What this task involves. Gather the lines that hold the string "still".
==*==
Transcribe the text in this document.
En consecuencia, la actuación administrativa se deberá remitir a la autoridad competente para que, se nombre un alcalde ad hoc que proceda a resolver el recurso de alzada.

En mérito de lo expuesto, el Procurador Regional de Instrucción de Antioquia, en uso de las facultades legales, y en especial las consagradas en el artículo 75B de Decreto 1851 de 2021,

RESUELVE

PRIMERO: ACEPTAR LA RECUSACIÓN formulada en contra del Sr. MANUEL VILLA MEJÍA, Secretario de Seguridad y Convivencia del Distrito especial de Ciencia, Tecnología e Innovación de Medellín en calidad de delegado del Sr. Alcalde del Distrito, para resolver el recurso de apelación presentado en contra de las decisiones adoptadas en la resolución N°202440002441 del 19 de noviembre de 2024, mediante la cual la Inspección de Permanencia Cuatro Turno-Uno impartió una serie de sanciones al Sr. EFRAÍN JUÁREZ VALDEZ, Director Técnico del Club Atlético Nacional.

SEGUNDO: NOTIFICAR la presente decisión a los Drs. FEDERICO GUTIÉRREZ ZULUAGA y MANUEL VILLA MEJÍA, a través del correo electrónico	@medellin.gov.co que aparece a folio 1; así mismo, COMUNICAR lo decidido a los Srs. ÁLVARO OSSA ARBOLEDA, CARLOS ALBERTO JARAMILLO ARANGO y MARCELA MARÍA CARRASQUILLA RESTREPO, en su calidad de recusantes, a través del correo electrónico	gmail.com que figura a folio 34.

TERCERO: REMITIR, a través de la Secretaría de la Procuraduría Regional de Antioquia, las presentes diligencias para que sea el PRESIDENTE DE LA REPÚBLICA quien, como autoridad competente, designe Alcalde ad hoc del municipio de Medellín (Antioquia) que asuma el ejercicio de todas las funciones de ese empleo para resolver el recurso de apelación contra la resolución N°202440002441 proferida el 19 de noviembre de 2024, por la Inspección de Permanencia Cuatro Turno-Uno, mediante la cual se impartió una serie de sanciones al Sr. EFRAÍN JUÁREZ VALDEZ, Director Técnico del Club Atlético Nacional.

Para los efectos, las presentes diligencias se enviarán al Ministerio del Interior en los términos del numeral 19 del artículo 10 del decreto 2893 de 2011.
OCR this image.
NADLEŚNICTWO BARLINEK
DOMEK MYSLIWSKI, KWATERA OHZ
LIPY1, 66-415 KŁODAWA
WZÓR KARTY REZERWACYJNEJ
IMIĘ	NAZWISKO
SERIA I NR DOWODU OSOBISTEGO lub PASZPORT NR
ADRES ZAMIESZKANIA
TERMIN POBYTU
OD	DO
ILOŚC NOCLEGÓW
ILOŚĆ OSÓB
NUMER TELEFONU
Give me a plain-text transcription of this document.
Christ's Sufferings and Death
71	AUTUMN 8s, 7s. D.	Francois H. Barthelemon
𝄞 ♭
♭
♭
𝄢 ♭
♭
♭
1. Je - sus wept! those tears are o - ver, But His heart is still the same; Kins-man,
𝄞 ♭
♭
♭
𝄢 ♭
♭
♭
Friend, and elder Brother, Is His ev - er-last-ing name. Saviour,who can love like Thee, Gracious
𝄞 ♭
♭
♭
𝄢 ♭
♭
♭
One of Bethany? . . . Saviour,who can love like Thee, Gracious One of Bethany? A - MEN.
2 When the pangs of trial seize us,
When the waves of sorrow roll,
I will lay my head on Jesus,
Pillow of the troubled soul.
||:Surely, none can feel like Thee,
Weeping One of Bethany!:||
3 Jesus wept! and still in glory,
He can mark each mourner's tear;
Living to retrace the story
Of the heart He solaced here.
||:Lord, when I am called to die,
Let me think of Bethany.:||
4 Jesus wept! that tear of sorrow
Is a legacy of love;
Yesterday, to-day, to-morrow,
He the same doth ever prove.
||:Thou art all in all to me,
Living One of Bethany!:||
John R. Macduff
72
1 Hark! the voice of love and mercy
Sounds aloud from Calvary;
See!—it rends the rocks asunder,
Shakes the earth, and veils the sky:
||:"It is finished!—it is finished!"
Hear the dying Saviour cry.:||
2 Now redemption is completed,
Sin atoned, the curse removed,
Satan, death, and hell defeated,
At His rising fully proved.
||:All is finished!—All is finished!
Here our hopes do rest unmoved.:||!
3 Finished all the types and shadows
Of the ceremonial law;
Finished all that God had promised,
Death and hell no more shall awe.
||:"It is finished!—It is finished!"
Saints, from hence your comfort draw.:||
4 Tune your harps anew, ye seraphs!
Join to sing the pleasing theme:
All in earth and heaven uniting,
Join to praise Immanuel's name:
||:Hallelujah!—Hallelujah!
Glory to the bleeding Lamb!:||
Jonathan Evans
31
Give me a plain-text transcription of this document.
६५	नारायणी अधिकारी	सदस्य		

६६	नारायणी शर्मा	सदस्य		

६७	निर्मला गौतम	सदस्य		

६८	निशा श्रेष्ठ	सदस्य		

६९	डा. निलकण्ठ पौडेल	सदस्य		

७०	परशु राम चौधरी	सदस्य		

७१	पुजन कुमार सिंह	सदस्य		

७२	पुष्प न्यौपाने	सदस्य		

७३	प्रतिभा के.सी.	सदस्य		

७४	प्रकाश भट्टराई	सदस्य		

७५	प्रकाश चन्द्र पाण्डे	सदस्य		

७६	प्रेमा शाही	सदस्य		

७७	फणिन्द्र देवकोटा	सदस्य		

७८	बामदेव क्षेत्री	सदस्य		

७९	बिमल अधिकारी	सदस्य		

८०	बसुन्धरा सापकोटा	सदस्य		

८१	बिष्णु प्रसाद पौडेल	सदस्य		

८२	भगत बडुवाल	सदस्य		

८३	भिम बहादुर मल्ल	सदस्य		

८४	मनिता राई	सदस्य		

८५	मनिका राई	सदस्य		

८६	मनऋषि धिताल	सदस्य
==*==
Solution for this task.
1. Je - sus wept! those tears are o - ver, But His heart is still the same; Kins-man,
3 Jesus wept! and still in glory,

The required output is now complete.